▸ **Problems and tasks**
**A.** Pull out the portion of the sports ball classification README that begins at the words "A deep learning" and stops after "baseballs, and more.", copying it word for word.
**B.** Extend the sports ball classification README past its final line, keeping the same format and tone.

#### Supplied passage

Sports Ball Classification using InceptionV3

A deep learning image classification model that identifies different types of sports balls using transfer learning with InceptionV3. The model achieves high accuracy through careful data preprocessing, augmentation, and a two-stage training strategy.

Overview

This project demonstrates a production-ready approach to image classification, focusing on data quality, preprocessing pipelines, and comprehensive evaluation. The model can classify various sports balls including basketballs, soccer balls, tennis balls, baseballs, and more.

Key Features

  • Transfer learning with InceptionV3 pre-trained on ImageNet
  • Comprehensive data preprocessing and quality analysis
  • Automated data balancing through augmentation
  • Two-stage training: feature extraction followed by fine-tuning
  • FastAPI deployment for easy inference
  • Docker support for containerized deployment
  • Rigorous evaluation with multiple metrics (precision, recall, F1-score, ROC curves)

Project Structure

InceptionV3_Sports_Balls_Classification/
├── app/
│   ├── main.py              # FastAPI application
│   └── model.py             # Model loading and prediction logic
├── Notebook and Py File/
│   ├── Sports_Balls_Classification.ipynb
├── saved_model/
│   └── Sports_Balls_Classification.h5
├── Results/
│   └── InceptionV3_Sports_Balls_Classification.mp4
├── requirements.txt
├── Dockerfile
└── README.md

Installation

Local Setup

  1. Clone the repository:
git clone https://github.com/yourusername/sports-ball-classifier.git
cd sports-ball-classifier
  1. Install dependencies:
pip install -r requirements.txt

Docker Setup

Build and run using Docker:

docker build -t sports-ball-classifier .
docker run -p 8000:8000 sports-ball-classifier

Usage

Running the API

Start the FastAPI server:

uvicorn app.main:app --host 0.0.0.0 --port 8000

The API will be available at http://localhost:8000

Making Predictions

Send a POST request to the /predict endpoint:

import requests

url = "http://localhost:8000/predict"
files = {"file": open("path/to/sports_ball_image.jpg", "rb")}
response = requests.post(url, files=files)
print(response.json())

Response format:

{
  "predicted_label": "basketball",
  "confidence": 0.985,
  "probabilities": {
    "basketball": 0.985,
    "soccer_ball": 0.012,
    "tennis_ball": 0.003
  }
}

Using the Notebook

Open and run the Jupyter notebook for training and evaluation:

jupyter notebook "Notebook / Sports_Balls_Classification.ipynb"

Model Architecture

The model uses InceptionV3 as a feature extractor with custom classification layers:

  • Base: InceptionV3 (pre-trained on ImageNet, frozen initially)

########
#### Data shown

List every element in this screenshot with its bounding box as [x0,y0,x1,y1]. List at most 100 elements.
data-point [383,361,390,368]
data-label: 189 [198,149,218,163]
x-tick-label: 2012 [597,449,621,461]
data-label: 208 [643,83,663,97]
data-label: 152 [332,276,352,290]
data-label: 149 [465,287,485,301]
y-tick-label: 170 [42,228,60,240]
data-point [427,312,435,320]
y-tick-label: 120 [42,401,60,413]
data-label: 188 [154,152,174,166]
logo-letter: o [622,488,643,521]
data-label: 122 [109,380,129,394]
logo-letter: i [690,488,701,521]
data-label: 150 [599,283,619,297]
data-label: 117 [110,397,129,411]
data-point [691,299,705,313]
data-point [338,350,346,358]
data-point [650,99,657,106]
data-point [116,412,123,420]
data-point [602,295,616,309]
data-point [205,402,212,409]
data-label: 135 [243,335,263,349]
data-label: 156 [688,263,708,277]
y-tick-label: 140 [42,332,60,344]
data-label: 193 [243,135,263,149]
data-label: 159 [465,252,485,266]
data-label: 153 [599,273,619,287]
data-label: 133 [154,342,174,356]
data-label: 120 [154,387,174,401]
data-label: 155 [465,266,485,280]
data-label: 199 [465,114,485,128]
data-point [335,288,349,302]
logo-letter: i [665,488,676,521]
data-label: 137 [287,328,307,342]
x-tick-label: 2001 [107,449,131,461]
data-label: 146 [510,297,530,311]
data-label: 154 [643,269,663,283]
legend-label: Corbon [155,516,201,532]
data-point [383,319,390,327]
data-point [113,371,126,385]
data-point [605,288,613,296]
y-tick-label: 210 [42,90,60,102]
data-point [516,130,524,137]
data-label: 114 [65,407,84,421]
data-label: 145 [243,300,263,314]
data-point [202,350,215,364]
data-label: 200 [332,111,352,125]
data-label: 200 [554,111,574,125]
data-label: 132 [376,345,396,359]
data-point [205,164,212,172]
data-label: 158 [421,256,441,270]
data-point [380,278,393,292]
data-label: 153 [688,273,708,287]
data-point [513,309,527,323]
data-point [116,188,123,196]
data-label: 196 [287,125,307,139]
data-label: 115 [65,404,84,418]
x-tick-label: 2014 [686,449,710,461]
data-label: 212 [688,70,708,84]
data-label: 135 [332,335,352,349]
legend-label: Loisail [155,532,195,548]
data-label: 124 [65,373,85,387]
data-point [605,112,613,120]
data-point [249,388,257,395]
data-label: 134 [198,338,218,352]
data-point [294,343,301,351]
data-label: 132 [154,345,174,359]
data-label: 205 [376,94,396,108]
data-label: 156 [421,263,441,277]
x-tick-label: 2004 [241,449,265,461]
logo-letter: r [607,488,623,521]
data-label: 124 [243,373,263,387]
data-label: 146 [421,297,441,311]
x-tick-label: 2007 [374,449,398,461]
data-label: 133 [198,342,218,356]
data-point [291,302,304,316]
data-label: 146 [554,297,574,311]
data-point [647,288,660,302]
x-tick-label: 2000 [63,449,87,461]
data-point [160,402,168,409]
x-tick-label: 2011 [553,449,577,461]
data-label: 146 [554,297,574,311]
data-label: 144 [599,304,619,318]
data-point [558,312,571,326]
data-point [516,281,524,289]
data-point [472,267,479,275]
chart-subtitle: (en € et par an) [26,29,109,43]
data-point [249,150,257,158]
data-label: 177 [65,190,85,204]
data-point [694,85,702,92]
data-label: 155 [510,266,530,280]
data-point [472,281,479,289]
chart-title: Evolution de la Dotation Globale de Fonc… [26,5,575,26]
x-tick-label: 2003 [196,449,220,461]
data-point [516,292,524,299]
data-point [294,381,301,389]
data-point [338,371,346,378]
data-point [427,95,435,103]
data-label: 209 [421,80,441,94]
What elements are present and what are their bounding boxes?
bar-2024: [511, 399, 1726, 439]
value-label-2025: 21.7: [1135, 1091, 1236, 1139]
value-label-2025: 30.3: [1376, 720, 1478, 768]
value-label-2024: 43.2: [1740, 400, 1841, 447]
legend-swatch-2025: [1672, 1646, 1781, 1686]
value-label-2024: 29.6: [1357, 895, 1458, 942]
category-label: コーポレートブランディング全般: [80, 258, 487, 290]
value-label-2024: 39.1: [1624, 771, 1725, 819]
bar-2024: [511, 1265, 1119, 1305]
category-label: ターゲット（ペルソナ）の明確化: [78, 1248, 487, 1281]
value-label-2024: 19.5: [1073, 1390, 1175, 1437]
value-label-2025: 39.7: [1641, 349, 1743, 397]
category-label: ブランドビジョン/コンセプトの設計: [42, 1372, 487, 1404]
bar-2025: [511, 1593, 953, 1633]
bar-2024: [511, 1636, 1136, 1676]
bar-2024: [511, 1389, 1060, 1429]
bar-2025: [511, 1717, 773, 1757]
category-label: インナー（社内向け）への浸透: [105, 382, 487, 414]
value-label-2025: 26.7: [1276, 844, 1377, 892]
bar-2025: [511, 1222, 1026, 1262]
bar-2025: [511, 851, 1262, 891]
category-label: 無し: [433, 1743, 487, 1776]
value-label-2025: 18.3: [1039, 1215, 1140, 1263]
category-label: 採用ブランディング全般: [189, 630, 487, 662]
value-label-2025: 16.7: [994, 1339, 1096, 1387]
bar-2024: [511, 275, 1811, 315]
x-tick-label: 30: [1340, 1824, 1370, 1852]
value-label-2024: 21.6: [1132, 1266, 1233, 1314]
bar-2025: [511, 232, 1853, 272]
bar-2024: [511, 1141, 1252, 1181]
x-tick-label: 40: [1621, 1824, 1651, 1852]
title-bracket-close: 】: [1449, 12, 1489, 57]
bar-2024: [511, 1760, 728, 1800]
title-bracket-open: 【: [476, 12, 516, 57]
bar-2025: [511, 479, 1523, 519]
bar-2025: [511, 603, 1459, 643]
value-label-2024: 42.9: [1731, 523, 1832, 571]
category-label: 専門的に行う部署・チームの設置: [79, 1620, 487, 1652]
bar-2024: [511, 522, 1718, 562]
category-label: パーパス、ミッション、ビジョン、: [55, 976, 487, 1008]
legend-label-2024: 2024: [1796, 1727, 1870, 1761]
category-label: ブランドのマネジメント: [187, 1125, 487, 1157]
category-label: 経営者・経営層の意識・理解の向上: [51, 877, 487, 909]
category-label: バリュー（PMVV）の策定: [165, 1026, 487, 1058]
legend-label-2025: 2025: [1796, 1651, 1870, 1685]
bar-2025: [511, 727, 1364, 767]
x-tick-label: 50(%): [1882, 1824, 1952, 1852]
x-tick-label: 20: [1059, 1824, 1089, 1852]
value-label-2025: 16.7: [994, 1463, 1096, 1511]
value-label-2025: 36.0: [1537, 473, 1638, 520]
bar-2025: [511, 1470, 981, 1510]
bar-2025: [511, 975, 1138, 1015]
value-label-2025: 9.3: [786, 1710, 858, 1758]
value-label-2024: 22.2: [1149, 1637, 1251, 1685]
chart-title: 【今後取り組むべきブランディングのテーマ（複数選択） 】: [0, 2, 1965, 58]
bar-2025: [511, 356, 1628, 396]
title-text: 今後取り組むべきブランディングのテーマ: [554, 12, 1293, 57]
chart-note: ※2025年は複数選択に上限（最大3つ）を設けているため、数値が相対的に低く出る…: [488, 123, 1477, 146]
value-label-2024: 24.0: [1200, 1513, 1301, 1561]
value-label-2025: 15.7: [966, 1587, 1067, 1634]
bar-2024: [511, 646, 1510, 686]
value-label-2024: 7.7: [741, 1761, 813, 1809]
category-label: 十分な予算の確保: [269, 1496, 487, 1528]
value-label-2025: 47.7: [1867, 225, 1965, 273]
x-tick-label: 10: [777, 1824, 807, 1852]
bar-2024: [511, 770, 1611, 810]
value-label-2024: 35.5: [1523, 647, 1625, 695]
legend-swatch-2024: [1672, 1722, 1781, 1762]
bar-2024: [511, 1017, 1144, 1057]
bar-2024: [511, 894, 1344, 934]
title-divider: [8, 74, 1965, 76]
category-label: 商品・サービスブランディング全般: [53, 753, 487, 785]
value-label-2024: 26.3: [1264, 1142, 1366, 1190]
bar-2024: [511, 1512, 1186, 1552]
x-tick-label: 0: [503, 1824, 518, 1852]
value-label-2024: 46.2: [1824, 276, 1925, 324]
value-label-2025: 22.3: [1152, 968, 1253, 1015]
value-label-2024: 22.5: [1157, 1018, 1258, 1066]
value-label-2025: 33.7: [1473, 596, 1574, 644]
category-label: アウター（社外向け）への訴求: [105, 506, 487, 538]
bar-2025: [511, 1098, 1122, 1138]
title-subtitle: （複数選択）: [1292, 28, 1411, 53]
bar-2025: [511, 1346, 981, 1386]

########

▸ **Answers in order**
**A.**
A deep learning image classification model that identifies different types of sports balls using transfer learning with InceptionV3. The model achieves high accuracy through careful data preprocessing, augmentation, and a two-stage training strategy.

Overview

This project demonstrates a production-ready approach to image classification, focusing on data quality, preprocessing pipelines, and comprehensive evaluation. The model can classify various sports balls including basketballs, soccer balls, tennis balls, baseballs, and more.

**B.**
  • Global Average Pooling 2D
  • Dense layer (512 units, ReLU activation)
  • Dropout (0.5)
  • Output layer (softmax activation)
x = GlobalAveragePooling2D()(inception.output)
x = Dense(512, activation='relu')(x)
x = Dropout(0.5)(x)
prediction = Dense(len(le.classes_), activation='softmax')(x)
model = Model(inputs=inception.input, outputs=prediction)
model.summary()

Training Strategy

Stage 1: Feature Extraction (5 epochs)

  • Freeze InceptionV3 base layers
  • Train only top classification layers
  • Learn task-specific patterns

Stage 2: Fine-Tuning (10 epochs)

  • Unfreeze last 30 layers of InceptionV3
  • Train entire model with lower learning rate
  • Adapt deep features to sports ball classification

Data Preprocessing

The preprocessing pipeline includes:

  1. Corruption and quality checks
  2. Brightness and contrast analysis
  3. Class balancing through augmentation
  4. Normalization and resizing
  5. TensorFlow data pipeline optimization (prefetching, caching, parallel processing)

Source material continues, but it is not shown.